>> Start
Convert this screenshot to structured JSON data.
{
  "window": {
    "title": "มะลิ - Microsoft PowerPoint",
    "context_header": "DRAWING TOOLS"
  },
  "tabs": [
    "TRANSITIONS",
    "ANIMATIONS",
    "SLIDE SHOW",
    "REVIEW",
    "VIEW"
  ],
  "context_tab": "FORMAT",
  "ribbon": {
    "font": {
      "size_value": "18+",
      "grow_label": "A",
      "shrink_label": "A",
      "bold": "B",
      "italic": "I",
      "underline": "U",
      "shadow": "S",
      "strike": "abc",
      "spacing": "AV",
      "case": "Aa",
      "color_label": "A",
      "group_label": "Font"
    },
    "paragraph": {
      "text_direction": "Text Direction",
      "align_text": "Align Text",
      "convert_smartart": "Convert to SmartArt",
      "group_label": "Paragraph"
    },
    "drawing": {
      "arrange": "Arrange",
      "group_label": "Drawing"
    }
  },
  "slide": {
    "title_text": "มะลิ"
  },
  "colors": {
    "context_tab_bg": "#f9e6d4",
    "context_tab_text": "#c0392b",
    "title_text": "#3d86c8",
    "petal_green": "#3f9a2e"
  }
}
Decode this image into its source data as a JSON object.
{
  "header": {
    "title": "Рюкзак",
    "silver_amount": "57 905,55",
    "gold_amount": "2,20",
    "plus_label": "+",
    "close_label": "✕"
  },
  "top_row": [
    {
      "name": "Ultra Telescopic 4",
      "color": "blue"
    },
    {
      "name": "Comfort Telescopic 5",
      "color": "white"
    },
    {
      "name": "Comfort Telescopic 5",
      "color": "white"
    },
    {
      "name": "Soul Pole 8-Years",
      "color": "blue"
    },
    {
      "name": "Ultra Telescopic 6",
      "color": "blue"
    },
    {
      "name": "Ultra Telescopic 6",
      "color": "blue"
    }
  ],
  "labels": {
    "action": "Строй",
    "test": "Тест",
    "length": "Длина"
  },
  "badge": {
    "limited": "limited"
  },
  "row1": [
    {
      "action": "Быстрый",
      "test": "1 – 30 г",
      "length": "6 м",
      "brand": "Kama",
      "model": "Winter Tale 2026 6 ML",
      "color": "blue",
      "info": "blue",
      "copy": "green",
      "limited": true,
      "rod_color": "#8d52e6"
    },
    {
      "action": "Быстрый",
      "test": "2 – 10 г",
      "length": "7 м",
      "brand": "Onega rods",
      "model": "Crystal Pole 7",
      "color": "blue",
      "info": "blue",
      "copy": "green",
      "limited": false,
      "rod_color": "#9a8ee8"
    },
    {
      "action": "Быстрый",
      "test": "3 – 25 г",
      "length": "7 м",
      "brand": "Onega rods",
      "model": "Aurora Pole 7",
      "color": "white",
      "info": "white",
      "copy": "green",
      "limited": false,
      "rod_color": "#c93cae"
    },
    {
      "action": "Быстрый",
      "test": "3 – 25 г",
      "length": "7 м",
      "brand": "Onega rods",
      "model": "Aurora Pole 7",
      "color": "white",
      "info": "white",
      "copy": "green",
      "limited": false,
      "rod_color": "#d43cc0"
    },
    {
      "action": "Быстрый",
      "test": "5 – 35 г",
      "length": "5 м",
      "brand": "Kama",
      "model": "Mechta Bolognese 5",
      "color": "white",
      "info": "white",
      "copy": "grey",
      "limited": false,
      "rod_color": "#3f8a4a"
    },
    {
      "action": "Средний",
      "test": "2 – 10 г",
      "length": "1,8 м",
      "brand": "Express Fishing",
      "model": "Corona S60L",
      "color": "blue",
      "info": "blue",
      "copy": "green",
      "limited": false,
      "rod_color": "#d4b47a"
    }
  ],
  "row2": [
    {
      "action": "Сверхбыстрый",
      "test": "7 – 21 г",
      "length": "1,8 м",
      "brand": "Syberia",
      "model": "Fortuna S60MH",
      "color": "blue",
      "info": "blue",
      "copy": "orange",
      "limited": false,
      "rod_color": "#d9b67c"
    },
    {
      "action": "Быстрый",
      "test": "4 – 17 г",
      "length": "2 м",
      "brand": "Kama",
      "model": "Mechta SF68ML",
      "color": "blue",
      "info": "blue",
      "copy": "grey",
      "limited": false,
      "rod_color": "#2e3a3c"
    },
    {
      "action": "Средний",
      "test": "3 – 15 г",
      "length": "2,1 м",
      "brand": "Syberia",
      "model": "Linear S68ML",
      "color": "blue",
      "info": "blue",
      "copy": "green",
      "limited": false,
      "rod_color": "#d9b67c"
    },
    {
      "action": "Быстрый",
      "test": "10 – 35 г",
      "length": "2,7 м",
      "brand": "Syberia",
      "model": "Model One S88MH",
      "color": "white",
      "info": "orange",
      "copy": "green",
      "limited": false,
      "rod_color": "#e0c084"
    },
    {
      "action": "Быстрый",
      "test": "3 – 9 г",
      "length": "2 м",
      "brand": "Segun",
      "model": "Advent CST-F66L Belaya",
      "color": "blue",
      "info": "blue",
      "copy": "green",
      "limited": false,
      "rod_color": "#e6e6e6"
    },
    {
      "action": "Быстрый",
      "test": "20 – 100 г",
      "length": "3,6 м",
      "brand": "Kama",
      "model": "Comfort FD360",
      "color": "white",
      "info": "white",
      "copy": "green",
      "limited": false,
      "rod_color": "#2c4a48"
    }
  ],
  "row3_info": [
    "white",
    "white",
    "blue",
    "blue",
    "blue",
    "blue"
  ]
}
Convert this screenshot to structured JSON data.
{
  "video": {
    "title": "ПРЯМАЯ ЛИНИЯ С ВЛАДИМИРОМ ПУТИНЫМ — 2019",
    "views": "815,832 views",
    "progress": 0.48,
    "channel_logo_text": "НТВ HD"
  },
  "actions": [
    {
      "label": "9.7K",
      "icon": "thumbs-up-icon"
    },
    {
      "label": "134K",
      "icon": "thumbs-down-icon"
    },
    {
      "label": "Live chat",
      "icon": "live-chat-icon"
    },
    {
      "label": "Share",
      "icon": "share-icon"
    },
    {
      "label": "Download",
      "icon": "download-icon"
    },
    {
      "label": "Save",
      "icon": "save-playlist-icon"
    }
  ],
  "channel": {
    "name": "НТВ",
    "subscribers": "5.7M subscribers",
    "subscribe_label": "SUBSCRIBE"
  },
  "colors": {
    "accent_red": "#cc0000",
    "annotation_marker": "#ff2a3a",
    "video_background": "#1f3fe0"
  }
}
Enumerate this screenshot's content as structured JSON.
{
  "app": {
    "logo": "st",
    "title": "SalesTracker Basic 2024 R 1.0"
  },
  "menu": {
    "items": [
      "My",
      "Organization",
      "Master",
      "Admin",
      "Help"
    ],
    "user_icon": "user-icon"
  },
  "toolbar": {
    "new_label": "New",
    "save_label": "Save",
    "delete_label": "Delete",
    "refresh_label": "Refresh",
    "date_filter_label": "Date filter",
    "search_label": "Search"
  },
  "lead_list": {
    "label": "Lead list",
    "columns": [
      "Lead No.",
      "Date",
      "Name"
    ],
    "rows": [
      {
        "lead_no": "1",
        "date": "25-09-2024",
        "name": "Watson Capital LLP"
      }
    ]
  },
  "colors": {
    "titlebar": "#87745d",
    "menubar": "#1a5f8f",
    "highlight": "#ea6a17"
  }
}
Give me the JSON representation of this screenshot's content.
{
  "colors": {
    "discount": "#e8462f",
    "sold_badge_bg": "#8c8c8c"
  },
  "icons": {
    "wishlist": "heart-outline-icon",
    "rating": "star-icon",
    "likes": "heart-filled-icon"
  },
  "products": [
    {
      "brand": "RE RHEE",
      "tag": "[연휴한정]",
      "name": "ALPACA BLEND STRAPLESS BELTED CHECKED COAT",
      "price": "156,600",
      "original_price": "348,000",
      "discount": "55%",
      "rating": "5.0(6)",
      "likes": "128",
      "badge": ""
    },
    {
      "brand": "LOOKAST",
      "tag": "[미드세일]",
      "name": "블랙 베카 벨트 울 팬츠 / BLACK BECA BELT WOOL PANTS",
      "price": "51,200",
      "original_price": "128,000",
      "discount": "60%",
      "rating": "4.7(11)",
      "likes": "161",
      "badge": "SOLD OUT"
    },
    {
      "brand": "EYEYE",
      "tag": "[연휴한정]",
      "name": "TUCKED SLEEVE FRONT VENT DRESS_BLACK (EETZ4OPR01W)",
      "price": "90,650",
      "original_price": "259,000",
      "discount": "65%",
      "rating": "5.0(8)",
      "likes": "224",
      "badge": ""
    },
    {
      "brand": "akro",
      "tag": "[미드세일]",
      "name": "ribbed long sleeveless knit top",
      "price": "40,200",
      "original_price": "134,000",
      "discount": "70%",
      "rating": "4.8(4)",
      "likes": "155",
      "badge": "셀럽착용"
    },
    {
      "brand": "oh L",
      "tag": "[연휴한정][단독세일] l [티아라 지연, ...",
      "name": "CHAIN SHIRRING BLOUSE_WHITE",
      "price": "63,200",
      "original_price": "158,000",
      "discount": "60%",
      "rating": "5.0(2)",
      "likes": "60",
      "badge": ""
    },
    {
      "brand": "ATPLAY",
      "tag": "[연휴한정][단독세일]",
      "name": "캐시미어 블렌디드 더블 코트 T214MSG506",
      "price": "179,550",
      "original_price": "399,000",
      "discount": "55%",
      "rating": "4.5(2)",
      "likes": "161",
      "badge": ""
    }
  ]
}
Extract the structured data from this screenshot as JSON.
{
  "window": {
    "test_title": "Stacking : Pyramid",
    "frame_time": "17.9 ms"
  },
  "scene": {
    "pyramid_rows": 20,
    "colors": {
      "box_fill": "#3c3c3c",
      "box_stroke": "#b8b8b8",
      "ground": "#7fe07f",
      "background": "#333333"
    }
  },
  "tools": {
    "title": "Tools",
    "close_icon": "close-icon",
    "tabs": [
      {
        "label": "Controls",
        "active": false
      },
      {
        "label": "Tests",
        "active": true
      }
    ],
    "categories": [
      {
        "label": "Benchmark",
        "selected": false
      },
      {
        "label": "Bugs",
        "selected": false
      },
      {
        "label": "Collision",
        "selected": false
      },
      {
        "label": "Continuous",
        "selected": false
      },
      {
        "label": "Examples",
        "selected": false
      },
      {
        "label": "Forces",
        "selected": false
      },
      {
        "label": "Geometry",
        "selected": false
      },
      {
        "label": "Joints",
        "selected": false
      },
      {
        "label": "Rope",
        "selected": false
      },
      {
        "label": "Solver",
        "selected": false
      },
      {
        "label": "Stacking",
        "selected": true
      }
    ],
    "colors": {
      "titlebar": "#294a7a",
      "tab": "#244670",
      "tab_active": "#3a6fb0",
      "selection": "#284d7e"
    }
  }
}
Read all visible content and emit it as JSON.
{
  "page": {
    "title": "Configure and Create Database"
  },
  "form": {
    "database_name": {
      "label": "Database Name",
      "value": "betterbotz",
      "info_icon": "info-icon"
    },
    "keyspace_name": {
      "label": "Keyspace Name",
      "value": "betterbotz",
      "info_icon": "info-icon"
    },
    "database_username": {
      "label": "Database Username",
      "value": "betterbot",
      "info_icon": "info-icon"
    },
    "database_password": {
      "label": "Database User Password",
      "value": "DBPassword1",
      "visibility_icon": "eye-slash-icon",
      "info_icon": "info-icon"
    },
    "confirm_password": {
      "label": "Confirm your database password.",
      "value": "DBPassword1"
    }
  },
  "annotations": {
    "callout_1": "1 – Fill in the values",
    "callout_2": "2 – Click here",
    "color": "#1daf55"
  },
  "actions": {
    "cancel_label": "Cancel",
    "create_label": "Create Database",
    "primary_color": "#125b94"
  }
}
>> End
Pull every line containing "Stacking" out of the data above.

◆ Task response ◆
    "test_title": "Stacking : Pyramid",
        "label": "Stacking",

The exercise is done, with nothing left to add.